(CHALLENGES):
(A) In the Reddit comments notebook below, which directory does the setup function add to NLTK's data path?
(B) Name every section heading in the Reddit comments notebook below.
(C) Carry on writing the Reddit comments cleaning notebook below from the point where it stops.

### Import the necessary libraries

In [0]:
import nltk
import string
from pyspark.sql.column import Column
from pyspark.sql import functions as F
from nltk.stem import WordNetLemmatizer
from pyspark.sql.functions import array_contains
from pyspark.ml.feature import Tokenizer, StopWordsRemover, StringIndexer
from pyspark.sql.types import StringType, ArrayType, StructType, StructField

### Configure NLTK Data Path

In [0]:
def setup_nltk_data_path():

  nltk_data_path = '/dbfs/nltk_data'  

  if nltk_data_path not in nltk.data.path:
    
    nltk.data.path.append(nltk_data_path)

### Load and Filter Reddit Comments Data from CSV File

In [0]:
schema = StructType([
    StructField('comment', StringType(), True),
])

df = spark.read.schema(schema).csv('/mnt/2024-team20/reddit comments/politics_comments.csv')

df = df.filter(F.col('comment').isNotNull())

df = df.distinct()

### Define Regular Expressions for Text Cleaning

In [0]:
def remove_pattern(col: Column, pattern: str) -> Column:
    return F.regexp_replace(col, pattern, "")

(SUPPLIED DATA):
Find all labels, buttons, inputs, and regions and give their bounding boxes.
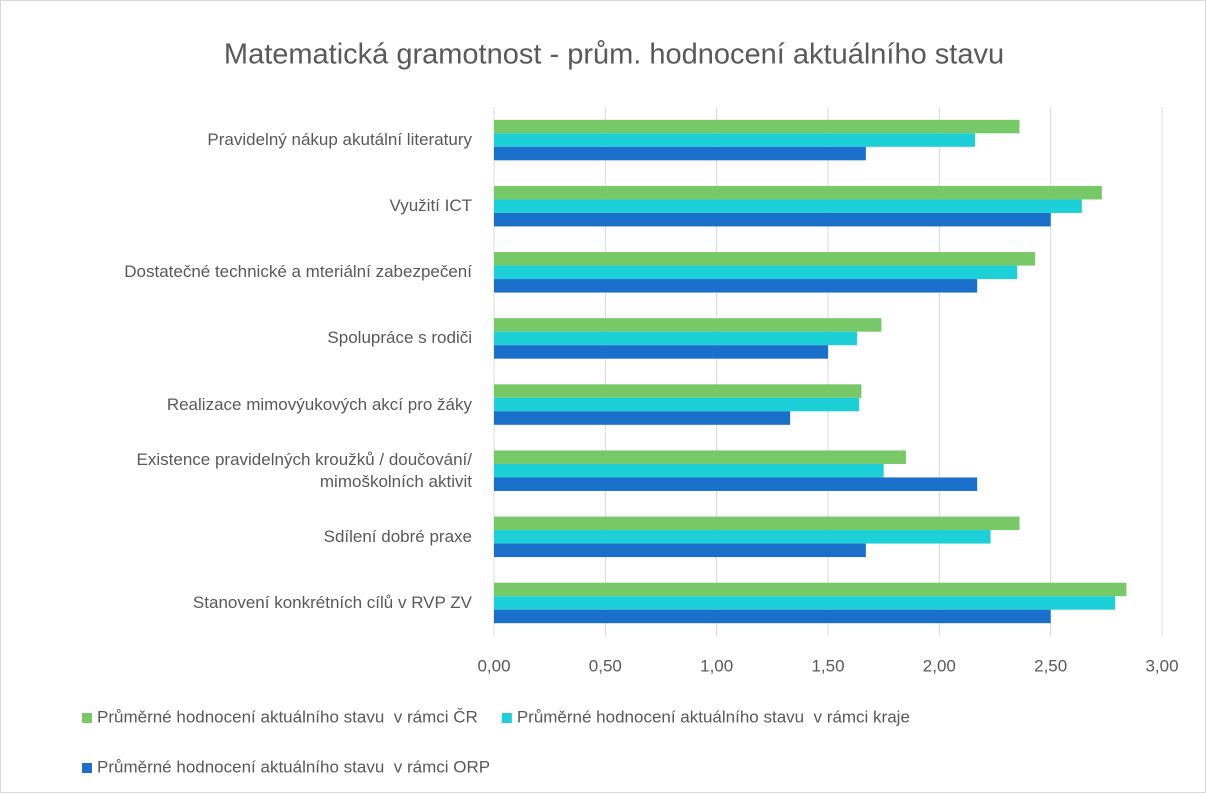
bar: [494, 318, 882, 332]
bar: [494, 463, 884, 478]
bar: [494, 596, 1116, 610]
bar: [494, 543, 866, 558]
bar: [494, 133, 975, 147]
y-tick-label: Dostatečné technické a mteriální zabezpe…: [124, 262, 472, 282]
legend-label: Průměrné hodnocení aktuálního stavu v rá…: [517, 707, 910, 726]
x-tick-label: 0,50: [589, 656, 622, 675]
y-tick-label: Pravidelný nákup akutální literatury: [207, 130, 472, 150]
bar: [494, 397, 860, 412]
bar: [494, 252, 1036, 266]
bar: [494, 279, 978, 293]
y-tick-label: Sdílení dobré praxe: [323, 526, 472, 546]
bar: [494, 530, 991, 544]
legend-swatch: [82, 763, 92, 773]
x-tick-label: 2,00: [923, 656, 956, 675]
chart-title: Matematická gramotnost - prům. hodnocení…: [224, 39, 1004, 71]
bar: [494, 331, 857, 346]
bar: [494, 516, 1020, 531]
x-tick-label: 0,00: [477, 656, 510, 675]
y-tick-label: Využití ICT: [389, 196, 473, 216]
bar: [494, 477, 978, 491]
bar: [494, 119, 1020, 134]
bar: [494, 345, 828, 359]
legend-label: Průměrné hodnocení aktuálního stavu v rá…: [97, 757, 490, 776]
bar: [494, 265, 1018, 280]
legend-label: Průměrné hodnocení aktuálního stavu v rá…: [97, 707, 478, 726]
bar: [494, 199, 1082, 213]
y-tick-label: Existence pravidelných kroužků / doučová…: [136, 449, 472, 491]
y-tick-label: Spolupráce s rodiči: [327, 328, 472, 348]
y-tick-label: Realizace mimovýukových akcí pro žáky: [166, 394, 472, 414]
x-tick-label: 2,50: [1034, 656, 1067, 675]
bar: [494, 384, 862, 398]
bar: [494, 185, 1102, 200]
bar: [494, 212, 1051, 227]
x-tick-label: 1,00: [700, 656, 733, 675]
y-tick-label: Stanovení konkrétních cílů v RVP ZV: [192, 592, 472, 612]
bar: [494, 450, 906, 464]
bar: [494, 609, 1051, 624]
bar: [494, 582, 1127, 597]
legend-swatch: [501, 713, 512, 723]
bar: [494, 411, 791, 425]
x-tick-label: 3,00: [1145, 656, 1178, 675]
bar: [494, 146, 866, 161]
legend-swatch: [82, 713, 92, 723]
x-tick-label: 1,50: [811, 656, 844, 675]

(ANSWERS TO THE EXERCISES):
(A) /dbfs/nltk_data

(B)
Import the necessary libraries
Configure NLTK Data Path
Load and Filter Reddit Comments Data from CSV File
Define Regular Expressions for Text Cleaning

(C)
url_pattern = r'http\S+|www\S+|https\S+'
handle_pattern = r'@\w+'
hashtag_pattern = r'#\w+'
numerical_pattern = r'\d+'
punctuation_pattern = r'^[^\w\s]+|[^\w\s]+$'
emoji_pattern = "[" \
                u"\U0001F600-\U0001F64F" \
                u"\U0001F300-\U0001F5FF" \
                u"\U0001F680-\U0001F6FF" \
                u"\U0001F700-\U0001F77F" \
                u"\U0001F780-\U0001F7FF" \
                u"\U0001F800-\U0001F8FF" \
                u"\U0001F900-\U0001F9FF" \
                u"\U0001FA70-\U0001FAFF" \
                u"\U00002702-\U000027B0" \
                u"\U000024C2-\U0001F251" \
                u"\U0001F1E0-\U0001F1FF" \
                "]+"

### Clean Text Data by Removing URLs, Handles, Hashtags, and Other Patterns

In [0]:
df_clean = df.withColumn('clean_comments', F.col('comment'))
df_clean = df_clean.withColumn('clean_comments', remove_pattern(F.col('clean_comments'), url_pattern))
df_clean = df_clean.withColumn('clean_comments', remove_pattern(F.col('clean_comments'), handle_pattern))
df_clean = df_clean.withColumn('clean_comments', remove_pattern(F.col('clean_comments'), hashtag_pattern))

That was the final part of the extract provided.